● Exercise goal
Show every line of the records below that contains the word "image".

(Data records)
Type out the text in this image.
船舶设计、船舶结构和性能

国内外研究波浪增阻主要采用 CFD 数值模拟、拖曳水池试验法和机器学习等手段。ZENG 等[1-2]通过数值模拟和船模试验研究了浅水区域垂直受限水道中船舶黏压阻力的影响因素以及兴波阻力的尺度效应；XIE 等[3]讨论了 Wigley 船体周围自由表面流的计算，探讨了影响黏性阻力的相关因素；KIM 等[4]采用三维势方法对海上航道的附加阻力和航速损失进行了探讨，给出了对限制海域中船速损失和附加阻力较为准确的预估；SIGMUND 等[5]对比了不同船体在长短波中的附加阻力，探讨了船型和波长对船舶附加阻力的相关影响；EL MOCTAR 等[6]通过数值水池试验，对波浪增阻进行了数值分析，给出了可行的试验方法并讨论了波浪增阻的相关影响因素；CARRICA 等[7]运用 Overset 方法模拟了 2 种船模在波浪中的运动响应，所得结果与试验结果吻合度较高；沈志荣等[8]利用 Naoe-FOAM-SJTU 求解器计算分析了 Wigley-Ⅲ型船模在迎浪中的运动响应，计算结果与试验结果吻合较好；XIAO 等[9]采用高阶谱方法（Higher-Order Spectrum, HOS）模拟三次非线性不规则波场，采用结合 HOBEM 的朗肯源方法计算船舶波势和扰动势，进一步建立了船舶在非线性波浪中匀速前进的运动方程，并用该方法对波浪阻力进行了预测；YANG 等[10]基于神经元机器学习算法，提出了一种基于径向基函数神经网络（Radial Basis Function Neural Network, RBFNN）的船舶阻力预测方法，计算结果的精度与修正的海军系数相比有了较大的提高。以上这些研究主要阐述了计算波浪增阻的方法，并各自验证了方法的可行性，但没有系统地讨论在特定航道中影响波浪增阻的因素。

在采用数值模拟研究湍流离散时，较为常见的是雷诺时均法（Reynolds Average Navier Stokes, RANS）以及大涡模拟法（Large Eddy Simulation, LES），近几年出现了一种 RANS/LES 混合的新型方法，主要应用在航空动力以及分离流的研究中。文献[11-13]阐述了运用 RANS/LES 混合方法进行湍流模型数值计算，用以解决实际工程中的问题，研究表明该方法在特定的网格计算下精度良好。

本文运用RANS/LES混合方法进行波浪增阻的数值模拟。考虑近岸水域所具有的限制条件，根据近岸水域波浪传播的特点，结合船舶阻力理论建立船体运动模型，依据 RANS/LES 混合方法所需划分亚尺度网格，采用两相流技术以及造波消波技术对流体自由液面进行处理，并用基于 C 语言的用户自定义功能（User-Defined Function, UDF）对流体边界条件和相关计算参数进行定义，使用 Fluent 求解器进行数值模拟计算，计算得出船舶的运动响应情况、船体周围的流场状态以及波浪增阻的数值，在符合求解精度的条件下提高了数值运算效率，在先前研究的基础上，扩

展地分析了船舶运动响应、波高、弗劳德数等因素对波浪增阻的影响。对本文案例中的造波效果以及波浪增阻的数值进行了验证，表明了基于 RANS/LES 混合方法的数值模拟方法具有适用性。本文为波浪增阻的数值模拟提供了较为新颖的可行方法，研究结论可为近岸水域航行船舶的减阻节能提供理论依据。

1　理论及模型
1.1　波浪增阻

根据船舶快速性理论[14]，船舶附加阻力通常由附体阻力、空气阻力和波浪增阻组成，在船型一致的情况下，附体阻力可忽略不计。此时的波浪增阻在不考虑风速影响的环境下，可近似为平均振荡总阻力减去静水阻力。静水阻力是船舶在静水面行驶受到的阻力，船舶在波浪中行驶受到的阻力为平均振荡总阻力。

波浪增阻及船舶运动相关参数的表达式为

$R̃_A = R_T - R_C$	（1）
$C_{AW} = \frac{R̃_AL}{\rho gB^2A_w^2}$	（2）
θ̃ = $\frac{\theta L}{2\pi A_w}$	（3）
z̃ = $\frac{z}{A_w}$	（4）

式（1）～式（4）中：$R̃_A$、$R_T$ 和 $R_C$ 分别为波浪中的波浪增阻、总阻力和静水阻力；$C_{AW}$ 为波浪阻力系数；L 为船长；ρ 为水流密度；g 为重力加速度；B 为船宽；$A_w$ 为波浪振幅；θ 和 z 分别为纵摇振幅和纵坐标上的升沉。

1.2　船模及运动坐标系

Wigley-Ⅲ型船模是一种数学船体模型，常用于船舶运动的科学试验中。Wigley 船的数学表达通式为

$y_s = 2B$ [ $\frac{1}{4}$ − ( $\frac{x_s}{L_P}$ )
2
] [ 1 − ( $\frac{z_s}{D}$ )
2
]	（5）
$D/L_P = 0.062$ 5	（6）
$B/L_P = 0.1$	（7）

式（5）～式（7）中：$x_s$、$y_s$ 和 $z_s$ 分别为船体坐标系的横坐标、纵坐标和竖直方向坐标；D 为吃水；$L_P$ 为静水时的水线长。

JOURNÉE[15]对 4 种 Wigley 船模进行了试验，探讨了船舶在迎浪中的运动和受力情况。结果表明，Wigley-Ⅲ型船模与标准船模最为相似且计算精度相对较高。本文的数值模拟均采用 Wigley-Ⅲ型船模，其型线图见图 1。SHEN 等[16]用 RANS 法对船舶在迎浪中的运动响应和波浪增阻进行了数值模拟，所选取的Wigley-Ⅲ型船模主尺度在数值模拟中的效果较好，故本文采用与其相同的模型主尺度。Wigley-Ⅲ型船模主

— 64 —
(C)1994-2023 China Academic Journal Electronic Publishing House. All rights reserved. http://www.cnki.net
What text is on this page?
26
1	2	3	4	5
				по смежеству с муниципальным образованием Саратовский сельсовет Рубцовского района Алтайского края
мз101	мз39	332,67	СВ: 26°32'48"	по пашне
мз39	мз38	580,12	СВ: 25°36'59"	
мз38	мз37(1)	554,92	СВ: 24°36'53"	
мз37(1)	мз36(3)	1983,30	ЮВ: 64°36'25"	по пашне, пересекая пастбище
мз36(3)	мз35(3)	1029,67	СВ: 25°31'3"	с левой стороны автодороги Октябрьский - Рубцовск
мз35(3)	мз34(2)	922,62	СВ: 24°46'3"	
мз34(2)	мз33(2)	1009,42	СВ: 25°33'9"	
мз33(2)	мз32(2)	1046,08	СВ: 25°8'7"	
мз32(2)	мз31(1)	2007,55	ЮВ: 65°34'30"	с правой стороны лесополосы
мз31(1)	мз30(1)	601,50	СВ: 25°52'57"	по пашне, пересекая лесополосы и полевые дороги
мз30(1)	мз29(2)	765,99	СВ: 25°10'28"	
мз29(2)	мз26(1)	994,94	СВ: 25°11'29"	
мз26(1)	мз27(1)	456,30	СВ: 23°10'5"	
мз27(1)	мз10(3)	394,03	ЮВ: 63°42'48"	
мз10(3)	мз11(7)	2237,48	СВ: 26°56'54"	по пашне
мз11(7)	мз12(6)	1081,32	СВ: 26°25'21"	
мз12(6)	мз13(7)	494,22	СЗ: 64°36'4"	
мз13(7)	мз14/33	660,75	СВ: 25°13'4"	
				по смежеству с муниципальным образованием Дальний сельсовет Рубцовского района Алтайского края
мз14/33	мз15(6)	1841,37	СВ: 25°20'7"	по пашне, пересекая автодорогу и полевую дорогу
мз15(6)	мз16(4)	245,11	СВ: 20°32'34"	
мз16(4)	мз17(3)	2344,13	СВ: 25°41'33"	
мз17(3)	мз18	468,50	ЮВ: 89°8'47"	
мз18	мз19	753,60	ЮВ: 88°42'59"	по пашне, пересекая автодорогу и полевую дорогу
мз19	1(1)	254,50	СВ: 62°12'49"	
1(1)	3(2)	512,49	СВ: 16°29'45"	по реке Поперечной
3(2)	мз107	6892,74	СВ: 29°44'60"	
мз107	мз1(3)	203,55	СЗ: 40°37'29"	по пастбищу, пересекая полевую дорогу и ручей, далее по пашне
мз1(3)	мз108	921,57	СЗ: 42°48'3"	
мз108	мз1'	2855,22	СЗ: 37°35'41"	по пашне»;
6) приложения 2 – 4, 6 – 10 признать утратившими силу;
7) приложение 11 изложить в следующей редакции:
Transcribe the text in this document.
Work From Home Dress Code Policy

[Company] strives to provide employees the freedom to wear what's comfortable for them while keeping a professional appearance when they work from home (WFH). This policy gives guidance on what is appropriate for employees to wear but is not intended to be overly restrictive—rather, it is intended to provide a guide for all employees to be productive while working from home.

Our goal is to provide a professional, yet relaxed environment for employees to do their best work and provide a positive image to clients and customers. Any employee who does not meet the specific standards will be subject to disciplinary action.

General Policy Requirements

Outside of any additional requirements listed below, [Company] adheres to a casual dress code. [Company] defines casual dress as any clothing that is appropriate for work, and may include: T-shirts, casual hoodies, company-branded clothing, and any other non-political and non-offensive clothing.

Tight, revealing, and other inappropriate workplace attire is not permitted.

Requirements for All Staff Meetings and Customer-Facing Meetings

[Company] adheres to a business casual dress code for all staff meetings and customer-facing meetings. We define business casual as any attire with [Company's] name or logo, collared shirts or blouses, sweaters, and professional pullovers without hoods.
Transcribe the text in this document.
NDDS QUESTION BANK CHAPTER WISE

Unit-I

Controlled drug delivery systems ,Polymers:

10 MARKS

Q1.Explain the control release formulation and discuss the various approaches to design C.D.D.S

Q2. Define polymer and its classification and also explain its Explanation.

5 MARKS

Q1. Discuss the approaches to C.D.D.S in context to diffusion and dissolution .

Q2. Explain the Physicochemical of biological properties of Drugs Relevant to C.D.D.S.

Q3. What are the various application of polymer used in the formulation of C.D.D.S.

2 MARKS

● The output
Type out the text in this image.
Our goal is to provide a professional, yet relaxed environment for employees to do their best work and provide a positive image to clients and customers. Any employee who does not meet the specific standards will be subject to disciplinary action.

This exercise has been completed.